Pick out every line in the data below that holds "faoliyatini".
Start Data lines
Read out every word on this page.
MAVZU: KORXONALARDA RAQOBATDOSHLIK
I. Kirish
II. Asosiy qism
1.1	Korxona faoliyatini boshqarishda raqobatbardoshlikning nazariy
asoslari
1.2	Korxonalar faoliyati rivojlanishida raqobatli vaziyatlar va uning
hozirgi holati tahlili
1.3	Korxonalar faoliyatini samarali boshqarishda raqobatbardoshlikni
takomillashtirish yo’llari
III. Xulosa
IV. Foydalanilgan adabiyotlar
End Data lines
> Complete answer
1.1	Korxona faoliyatini boshqarishda raqobatbardoshlikning nazariy
1.3	Korxonalar faoliyatini samarali boshqarishda raqobatbardoshlikni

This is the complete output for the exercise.